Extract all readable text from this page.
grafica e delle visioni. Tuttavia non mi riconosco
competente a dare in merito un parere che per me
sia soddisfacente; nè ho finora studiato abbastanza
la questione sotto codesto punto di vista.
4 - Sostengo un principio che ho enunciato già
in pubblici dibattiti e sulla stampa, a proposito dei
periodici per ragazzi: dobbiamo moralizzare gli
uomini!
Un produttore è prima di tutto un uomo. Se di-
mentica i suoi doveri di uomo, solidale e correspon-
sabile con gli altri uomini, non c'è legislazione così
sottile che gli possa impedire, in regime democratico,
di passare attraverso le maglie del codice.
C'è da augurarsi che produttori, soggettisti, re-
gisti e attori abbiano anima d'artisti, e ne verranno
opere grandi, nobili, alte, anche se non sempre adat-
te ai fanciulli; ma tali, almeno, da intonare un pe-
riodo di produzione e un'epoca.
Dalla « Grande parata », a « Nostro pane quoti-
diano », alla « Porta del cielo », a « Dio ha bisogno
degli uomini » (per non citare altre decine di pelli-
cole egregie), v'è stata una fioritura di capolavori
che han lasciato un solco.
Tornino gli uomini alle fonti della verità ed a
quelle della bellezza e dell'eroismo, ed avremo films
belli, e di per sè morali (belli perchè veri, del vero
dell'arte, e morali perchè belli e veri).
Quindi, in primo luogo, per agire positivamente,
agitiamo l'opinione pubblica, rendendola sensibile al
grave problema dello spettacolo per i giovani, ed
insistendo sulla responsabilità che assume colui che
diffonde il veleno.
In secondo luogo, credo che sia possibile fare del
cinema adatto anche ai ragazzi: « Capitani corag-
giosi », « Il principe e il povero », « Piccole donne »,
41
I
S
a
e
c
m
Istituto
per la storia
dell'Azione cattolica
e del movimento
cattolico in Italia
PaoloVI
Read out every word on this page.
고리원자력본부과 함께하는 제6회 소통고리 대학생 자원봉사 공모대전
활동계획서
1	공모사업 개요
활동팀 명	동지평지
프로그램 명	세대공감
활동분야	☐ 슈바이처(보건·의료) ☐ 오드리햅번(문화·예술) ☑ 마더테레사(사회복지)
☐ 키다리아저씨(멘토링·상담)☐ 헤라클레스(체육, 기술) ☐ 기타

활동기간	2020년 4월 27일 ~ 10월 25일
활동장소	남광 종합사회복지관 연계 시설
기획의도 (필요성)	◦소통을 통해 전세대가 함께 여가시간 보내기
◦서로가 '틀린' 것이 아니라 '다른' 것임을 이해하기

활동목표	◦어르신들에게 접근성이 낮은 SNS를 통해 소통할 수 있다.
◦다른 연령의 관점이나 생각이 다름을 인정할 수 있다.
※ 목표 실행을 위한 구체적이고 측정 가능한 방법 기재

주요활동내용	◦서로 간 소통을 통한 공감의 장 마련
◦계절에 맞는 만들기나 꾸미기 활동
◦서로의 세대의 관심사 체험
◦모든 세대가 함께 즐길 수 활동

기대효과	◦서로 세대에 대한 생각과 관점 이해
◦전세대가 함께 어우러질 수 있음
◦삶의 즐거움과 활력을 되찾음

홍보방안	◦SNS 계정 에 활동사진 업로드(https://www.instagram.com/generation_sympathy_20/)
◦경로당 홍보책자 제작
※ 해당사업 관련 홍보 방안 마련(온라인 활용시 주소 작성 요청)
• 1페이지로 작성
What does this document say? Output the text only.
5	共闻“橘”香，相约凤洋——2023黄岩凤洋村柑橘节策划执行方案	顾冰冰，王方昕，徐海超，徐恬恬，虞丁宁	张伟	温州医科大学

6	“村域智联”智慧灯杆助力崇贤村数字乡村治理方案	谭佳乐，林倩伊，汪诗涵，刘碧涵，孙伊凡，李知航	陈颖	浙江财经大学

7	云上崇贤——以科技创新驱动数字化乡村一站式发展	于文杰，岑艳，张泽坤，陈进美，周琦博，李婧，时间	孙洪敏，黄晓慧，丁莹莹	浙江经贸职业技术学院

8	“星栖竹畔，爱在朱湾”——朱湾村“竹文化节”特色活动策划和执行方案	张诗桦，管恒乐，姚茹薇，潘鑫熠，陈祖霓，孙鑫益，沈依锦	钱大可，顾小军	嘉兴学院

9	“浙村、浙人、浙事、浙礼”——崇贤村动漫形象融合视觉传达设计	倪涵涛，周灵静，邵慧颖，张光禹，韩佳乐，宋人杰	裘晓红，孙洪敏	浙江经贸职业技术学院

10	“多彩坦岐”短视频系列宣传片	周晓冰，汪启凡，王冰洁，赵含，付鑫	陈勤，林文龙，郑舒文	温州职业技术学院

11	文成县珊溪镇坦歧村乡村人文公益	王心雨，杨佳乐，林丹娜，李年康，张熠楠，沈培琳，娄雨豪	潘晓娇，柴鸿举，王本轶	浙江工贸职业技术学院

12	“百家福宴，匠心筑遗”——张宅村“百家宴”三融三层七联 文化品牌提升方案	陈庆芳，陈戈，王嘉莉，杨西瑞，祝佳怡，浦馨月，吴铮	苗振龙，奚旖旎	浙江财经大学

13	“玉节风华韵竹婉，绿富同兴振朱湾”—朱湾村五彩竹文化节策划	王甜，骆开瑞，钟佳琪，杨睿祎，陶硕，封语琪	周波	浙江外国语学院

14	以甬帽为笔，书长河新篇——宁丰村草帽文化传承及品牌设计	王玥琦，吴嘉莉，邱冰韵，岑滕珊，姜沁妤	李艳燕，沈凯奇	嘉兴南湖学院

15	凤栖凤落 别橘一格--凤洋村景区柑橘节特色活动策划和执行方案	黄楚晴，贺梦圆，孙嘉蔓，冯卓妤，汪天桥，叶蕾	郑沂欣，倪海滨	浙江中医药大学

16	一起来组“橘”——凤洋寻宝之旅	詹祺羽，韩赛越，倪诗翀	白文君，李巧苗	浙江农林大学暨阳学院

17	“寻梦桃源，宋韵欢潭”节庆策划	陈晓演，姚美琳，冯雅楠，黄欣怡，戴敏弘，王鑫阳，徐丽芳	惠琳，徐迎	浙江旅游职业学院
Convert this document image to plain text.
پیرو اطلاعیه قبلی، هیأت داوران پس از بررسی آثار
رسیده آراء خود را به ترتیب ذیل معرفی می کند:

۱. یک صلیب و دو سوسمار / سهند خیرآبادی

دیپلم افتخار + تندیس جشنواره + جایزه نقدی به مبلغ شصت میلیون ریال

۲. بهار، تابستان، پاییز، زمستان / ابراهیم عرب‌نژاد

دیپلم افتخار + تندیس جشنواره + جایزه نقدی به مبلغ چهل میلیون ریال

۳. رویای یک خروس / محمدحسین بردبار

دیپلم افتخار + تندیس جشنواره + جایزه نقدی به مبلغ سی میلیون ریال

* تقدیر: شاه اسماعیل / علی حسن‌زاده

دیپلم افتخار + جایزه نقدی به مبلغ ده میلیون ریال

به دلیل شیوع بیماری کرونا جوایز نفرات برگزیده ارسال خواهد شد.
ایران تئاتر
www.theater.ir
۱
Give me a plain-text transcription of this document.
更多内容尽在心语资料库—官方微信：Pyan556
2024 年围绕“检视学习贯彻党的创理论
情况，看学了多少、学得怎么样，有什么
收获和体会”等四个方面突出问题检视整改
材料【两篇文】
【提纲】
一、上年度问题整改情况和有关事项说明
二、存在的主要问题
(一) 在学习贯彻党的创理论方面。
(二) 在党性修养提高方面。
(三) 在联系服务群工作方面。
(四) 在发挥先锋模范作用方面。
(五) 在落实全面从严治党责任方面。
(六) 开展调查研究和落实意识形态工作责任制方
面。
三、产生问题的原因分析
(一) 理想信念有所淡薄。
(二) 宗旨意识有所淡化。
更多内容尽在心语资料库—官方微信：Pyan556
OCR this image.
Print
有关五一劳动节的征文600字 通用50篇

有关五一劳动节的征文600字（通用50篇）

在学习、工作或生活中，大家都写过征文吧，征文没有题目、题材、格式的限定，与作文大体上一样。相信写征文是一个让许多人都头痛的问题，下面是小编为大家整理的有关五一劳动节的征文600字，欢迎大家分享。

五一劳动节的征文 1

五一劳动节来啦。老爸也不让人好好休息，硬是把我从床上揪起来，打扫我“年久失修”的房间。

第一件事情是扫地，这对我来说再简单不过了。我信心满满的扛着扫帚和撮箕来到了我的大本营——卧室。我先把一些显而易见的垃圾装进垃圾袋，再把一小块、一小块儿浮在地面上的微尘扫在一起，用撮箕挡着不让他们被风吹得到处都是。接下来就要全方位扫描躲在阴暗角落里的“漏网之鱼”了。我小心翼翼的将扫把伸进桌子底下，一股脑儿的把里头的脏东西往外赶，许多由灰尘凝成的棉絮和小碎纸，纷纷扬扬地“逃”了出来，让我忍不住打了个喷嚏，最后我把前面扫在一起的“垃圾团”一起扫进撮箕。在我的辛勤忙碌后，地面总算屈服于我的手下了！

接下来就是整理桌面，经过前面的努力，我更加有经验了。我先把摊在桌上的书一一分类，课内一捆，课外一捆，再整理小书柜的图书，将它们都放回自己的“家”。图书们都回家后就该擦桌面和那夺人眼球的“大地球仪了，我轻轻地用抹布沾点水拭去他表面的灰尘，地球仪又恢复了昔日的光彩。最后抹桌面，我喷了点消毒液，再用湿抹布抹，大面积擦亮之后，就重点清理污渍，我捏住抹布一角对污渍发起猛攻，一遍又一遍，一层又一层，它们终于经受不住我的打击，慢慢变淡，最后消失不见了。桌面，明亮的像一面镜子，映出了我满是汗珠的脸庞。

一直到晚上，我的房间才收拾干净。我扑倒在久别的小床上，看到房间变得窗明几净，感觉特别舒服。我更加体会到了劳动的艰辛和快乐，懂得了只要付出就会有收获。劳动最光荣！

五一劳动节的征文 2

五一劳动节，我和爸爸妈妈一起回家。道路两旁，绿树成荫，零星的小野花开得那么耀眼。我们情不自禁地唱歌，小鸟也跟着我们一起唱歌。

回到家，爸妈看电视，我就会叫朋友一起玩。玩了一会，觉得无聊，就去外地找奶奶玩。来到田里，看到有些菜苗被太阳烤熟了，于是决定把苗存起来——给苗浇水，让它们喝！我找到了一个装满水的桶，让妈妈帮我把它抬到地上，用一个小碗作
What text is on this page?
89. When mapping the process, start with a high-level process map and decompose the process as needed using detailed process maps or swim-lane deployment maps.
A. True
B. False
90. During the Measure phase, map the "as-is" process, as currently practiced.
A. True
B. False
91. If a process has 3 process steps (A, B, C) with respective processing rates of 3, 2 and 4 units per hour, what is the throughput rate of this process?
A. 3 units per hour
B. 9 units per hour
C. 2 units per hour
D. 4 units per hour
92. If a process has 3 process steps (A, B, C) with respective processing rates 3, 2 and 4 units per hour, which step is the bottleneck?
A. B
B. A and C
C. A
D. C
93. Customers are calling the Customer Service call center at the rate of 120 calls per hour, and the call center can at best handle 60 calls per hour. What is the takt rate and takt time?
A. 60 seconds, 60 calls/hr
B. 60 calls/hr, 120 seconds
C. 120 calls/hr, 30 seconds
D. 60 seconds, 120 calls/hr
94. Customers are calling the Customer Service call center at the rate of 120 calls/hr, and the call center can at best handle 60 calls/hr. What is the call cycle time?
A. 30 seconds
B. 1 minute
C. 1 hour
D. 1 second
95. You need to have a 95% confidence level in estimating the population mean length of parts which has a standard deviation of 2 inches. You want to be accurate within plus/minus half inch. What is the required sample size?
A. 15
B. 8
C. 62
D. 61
____________
• _DO THIS_:
Only the lines from the one containing "What text is on this page?" to the end of the records should be repeated, exactly as they appear.

• _EXERCISE RESULT_:
What text is on this page?
89. When mapping the process, start with a high-level process map and decompose the process as needed using detailed process maps or swim-lane deployment maps.
A. True
B. False
90. During the Measure phase, map the "as-is" process, as currently practiced.
A. True
B. False
91. If a process has 3 process steps (A, B, C) with respective processing rates of 3, 2 and 4 units per hour, what is the throughput rate of this process?
A. 3 units per hour
B. 9 units per hour
C. 2 units per hour
D. 4 units per hour
92. If a process has 3 process steps (A, B, C) with respective processing rates 3, 2 and 4 units per hour, which step is the bottleneck?
A. B
B. A and C
C. A
D. C
93. Customers are calling the Customer Service call center at the rate of 120 calls per hour, and the call center can at best handle 60 calls per hour. What is the takt rate and takt time?
A. 60 seconds, 60 calls/hr
B. 60 calls/hr, 120 seconds
C. 120 calls/hr, 30 seconds
D. 60 seconds, 120 calls/hr
94. Customers are calling the Customer Service call center at the rate of 120 calls/hr, and the call center can at best handle 60 calls/hr. What is the call cycle time?
A. 30 seconds
B. 1 minute
C. 1 hour
D. 1 second
95. You need to have a 95% confidence level in estimating the population mean length of parts which has a standard deviation of 2 inches. You want to be accurate within plus/minus half inch. What is the required sample size?
A. 15
B. 8
C. 62
D. 61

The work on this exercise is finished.